> [What you should do] Count how many lines below include the string "plain", and give that number without anything else.

> [Exercise input]
• • •
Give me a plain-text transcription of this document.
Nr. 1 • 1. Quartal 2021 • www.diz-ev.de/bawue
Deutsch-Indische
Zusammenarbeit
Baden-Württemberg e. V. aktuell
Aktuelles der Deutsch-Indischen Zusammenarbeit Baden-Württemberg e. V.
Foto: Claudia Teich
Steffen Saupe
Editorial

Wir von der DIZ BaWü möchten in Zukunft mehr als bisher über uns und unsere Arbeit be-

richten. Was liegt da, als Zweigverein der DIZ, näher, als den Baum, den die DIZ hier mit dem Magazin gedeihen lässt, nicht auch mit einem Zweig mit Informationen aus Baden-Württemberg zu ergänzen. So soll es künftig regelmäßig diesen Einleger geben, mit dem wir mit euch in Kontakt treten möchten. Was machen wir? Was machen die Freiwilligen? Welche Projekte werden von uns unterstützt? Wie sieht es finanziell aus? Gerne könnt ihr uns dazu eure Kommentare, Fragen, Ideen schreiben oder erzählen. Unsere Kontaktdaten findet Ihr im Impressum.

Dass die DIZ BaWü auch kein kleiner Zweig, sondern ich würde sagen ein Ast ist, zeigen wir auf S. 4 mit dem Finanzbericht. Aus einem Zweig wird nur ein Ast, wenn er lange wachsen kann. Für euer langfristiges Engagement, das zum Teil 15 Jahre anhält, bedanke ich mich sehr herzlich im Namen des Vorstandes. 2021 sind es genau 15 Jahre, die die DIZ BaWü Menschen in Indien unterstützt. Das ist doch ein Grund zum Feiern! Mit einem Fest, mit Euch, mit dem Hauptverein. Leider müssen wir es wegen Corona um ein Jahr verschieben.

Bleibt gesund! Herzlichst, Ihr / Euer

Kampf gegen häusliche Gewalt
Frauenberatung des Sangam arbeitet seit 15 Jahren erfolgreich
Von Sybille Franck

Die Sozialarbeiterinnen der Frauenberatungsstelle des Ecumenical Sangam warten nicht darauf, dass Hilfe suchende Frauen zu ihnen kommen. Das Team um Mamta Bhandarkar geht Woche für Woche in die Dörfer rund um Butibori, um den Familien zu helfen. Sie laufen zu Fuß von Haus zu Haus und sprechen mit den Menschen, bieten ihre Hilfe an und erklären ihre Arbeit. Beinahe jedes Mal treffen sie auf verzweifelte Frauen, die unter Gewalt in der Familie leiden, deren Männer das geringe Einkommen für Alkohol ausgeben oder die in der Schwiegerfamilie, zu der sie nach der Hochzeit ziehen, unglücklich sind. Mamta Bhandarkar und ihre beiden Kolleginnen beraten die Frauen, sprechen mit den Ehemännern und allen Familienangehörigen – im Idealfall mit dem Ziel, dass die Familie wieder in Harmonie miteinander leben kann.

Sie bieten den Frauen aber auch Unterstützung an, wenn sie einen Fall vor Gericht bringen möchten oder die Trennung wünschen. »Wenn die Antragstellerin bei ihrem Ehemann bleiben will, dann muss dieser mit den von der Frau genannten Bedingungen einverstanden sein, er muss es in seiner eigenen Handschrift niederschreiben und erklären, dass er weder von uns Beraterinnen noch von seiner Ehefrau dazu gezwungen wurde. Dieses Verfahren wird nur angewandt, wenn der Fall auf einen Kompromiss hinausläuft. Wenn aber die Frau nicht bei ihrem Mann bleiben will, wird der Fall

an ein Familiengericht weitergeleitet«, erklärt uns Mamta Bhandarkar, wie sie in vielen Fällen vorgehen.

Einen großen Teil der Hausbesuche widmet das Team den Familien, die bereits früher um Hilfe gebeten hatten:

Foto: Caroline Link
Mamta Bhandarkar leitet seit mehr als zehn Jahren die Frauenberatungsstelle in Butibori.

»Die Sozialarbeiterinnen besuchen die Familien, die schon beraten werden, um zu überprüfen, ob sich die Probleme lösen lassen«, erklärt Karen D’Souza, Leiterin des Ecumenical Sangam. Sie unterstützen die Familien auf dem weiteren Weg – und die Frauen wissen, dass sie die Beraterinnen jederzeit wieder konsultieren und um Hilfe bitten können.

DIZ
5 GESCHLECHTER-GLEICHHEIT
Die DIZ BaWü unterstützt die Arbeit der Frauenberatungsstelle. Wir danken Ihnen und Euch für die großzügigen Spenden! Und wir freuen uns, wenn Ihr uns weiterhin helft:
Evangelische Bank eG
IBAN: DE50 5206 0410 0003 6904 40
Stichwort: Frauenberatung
• • •
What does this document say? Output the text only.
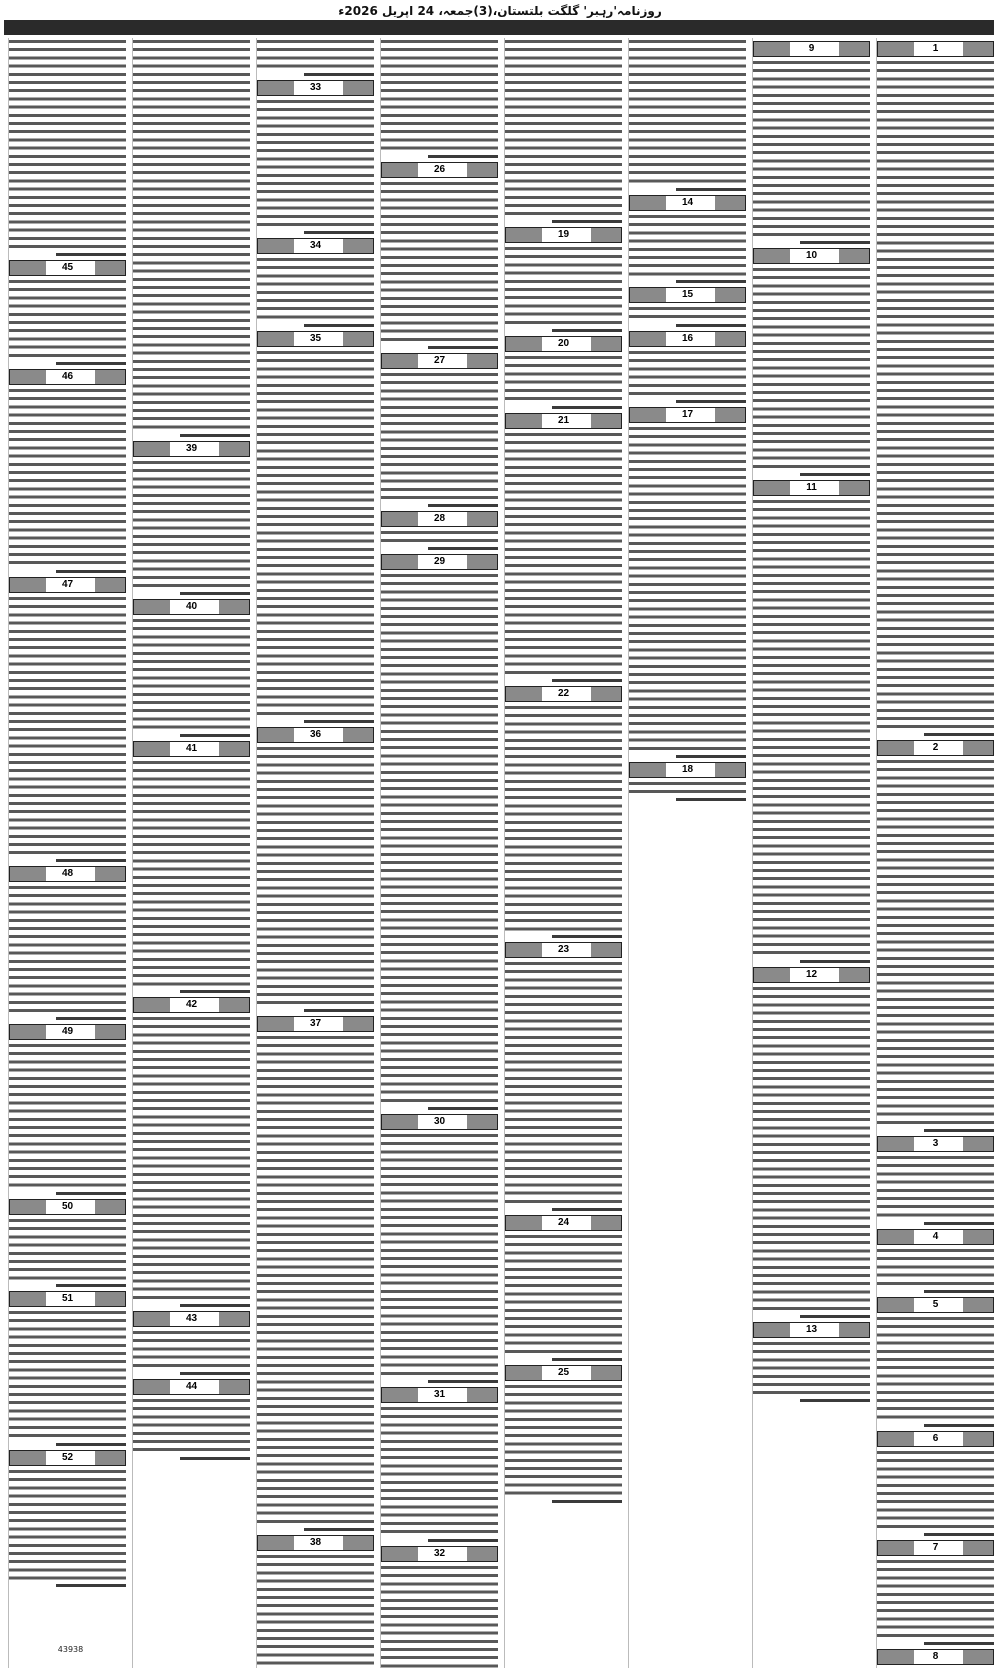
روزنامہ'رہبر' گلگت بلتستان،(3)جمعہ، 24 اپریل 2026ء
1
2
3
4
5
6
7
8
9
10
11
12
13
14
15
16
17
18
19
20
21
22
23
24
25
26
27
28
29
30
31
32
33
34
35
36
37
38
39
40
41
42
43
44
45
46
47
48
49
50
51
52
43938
• • •
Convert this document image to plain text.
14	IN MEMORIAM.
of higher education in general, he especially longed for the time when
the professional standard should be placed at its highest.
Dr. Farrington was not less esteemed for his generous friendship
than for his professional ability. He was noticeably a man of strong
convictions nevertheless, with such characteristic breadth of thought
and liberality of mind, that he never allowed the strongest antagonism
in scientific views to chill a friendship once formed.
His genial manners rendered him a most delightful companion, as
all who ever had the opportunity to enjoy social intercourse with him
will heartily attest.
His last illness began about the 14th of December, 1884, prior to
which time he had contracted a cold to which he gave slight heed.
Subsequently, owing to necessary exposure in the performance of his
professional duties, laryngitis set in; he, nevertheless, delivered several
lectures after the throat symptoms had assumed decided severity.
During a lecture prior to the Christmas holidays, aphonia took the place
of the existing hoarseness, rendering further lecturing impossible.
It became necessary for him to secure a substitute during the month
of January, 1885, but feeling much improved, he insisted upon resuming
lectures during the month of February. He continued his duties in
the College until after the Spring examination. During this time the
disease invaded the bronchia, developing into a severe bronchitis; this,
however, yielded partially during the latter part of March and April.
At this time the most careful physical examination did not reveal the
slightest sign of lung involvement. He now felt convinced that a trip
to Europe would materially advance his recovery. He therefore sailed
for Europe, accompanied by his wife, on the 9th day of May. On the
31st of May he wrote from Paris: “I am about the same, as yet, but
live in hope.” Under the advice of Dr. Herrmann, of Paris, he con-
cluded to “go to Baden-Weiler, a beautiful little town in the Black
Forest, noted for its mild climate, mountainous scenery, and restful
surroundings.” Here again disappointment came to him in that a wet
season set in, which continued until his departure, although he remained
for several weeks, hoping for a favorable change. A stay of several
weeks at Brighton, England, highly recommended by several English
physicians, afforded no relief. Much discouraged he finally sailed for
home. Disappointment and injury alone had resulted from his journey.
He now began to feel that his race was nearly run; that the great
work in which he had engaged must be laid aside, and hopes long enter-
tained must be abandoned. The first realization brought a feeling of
• • •
> [Solution to the exercise] 2